(SOURCE TEXT)

Steps 1-3 are real, sequential mutations (config write, then file
writes) — NOT a dry-run computed up front — because PLUGIN_PLAN.md
requires the ownership pre-checks to run in that exact order against the
LIVE state each step leaves behind. That means a HARD failure at step 2
or 3 (e.g. an MCP conflict is already past, but the workflow conflict
check at step 3 fails) can happen after step 1 already wrote real
entries into config.json. ServerPluginInstaller::install tracks
every already-applied mutation in an [InstallRollback] and, on any hard
failure from steps 1-3, best-effort UNDOES them (removes the mcp entries
it just added and stops any it started, removes the presets it just
appended, deletes the workflow files it just copied) before returning the
error — so a caller’s retry starts from a clean slate. Provenance is
never written on a failed path (step 5 is the only place installed.json
is touched on success), which is the minimum safety bar even if a rollback
step itself only partially succeeds (rollback operations are themselves
idempotent/log-and-continue, so a second rollback attempt via a plain
retry can never fail louder than the first).
One known, accepted gap: stage_plugin_source/install_plugin_from_source
in crate::plugin_source additionally guard the ON-DISK plugin_dir
swap itself (an upgrade’s new bundle replaces the old one’s files at a
fixed path) by moving the previous bundle aside instead of deleting it, and
restoring it if install() subsequently fails — see that module’s docs.

(End SOURCE TEXT)
(THE DATA)

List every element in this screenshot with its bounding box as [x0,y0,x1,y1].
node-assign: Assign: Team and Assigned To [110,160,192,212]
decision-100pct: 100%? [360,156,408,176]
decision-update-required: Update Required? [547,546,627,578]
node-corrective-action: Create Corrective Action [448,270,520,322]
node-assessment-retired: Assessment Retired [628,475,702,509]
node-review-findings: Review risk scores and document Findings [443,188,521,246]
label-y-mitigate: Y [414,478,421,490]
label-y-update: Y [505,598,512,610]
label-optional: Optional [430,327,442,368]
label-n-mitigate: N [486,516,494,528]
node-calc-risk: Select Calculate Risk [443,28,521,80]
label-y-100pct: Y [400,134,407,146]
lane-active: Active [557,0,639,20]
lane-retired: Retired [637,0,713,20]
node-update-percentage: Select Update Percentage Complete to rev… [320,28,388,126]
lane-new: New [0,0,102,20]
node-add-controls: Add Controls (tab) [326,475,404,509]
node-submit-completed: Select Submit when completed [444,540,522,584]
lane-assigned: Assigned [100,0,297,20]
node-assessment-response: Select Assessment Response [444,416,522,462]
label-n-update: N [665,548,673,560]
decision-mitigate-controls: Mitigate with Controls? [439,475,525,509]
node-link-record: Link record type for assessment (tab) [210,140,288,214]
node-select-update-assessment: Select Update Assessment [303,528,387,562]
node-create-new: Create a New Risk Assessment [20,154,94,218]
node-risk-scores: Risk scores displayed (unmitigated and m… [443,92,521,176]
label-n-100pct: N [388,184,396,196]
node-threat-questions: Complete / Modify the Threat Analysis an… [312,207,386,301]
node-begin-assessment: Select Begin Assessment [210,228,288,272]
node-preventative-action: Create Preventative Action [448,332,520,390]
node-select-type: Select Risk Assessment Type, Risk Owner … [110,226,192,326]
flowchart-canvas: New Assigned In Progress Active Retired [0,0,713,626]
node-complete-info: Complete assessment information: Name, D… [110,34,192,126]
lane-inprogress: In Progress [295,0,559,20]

(End THE DATA)

• [PROBLEM SET]:
- 1) According to the plugin installation text, which step is the only place where installed.json is touched on success?
- 2) Reproduce the plugin installation text between "One known, accepted" and "that module’s docs.", inclusive.
The material stands apart from the plugin installation text.

• [ANSWERS PROVIDED]:
- 1) Step 5.

- 2)
One known, accepted gap: stage_plugin_source/install_plugin_from_source
in crate::plugin_source additionally guard the ON-DISK plugin_dir
swap itself (an upgrade’s new bundle replaces the old one’s files at a
fixed path) by moving the previous bundle aside instead of deleting it, and
restoring it if install() subsequently fails — see that module’s docs.